> [Instruction A] Copy the entries word for word, starting with the line that contains "quicklink-view-pay-stub[interactable]: $ View" and going on through the line that contains "card-label-highlighted: iCIMS Internal", with both of those lines included.

> [Source document]
⁂
Mithraists believed that Mithra had not died but had ascended to heaven and would return at the end of time when the world would be destroyed by fire to physically resurrect the dead for a final judgement. The good would be sent to heaven and the bad to hell.

The similarity to the Christian belief and tradition is uncanny. Christians believe that Jesus was born on the 25th of December in a stable and that his mother, Mary, was a virgin. This date for Jesus’ birthday was fixed much later in 313 A.D. by Emperor Constantine, who was a follower of Mithra when he adopted the cult of Christianity as the state religion for Rome.

Being the Sun God, Mithra was worshipped on Sundays. That was their day of rest. Original Christians worshipped on Saturdays keeping the Israeli tradition. Constantine also changed the Christian weekly holy day from Saturday to Sunday.
⁂
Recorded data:
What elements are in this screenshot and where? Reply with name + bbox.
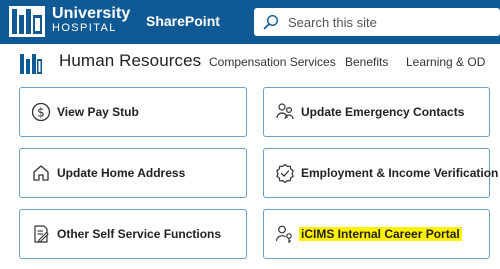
quicklink-view-pay-stub[interactable]: $ View Pay Stub [19, 87, 247, 137]
card-label: View Pay Stub [57, 105, 139, 119]
quicklink-other-self-service-functions[interactable]: Other Self Service Functions [19, 209, 247, 259]
card-label-highlighted: iCIMS Internal Career Portal [299, 227, 462, 241]
quicklink-employment-income-verification[interactable]: Employment & Income Verification [263, 148, 498, 198]
site-title[interactable]: Human Resources [59, 51, 201, 71]
verified-badge-icon [276, 163, 294, 183]
form-edit-icon [34, 225, 49, 243]
quicklink-update-emergency-contacts[interactable]: Update Emergency Contacts [263, 87, 490, 137]
card-label: Update Emergency Contacts [301, 105, 465, 119]
card-label: Update Home Address [57, 166, 186, 180]
svg-text:$: $ [37, 105, 45, 119]
search-input[interactable] [288, 12, 488, 32]
app-name-link[interactable]: SharePoint [146, 13, 220, 29]
university-hospital-logo-icon[interactable] [9, 6, 45, 37]
search-box[interactable] [254, 8, 500, 36]
people-icon [276, 103, 294, 120]
suite-bar: University HOSPITAL SharePoint [0, 0, 500, 44]
person-key-icon [275, 225, 292, 243]
quicklink-update-home-address[interactable]: Update Home Address [19, 148, 247, 198]
site-header: Human Resources Compensation Services Be… [0, 44, 500, 80]
nav-link-compensation-services[interactable]: Compensation Services [209, 55, 336, 69]
logo-line-2: HOSPITAL [52, 22, 117, 34]
card-label: Other Self Service Functions [57, 227, 222, 241]
nav-link-benefits[interactable]: Benefits [345, 55, 388, 69]
search-icon [263, 14, 279, 30]
site-logo-icon[interactable] [19, 53, 43, 75]
quicklink-icims-internal-career-portal[interactable]: iCIMS Internal Career Portal [263, 209, 490, 259]
card-label: Employment & Income Verification [301, 166, 499, 180]
logo-line-1: University [52, 5, 131, 22]
dollar-circle-icon: $ [31, 102, 51, 122]
logo-text[interactable]: University HOSPITAL [52, 5, 130, 34]
nav-link-learning-od[interactable]: Learning & OD [406, 55, 485, 69]
home-icon [33, 165, 49, 181]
⁂
> [Instruction B] Write what comes next in the text on Mithraism and Christianity, picking up after its last sentence.

> [Written answer A]
quicklink-view-pay-stub[interactable]: $ View Pay Stub [19, 87, 247, 137]
card-label: View Pay Stub [57, 105, 139, 119]
quicklink-other-self-service-functions[interactable]: Other Self Service Functions [19, 209, 247, 259]
card-label-highlighted: iCIMS Internal Career Portal [299, 227, 462, 241]

> [Written answer B]
The most interesting similarity is that the Mithra religion was ruled from the Vatican Hill by a leader called Papa (Pope). There are other startling similarities. Like Jesus, Mithra was worshipped as the saviour who granted his followers immortal life following baptism. On Sundays the followers of Mithra celebrated sacramenta which was a consecrated meal of bread and wine and was called Myazda which is exactly the same as the Catholic Missa (Mass). They used bells, candles, incense, and holy water for this. And this was in remembrance of the last supper of Mithra!

Another great similarity is in what is believed about the bread and wine. At the last supper Jesus said that salvation is for those who eat the flesh (bread) and blood (wine) of Jesus. Mithra supposedly said something quite the same: those who did not eat his flesh (bread) and drink his blood (wine) would not know salvation.

Many of the Christian traditions that are almost identical to Mithraism do not even have any roots in the Bible. These traditions and beliefs of Mithraism were exclusive to Mithraism until the fourth century A.D. and were not part of Christianity. These similarities are more than coincidence as Constantine directly added some of the Mithra traditions to Christianity.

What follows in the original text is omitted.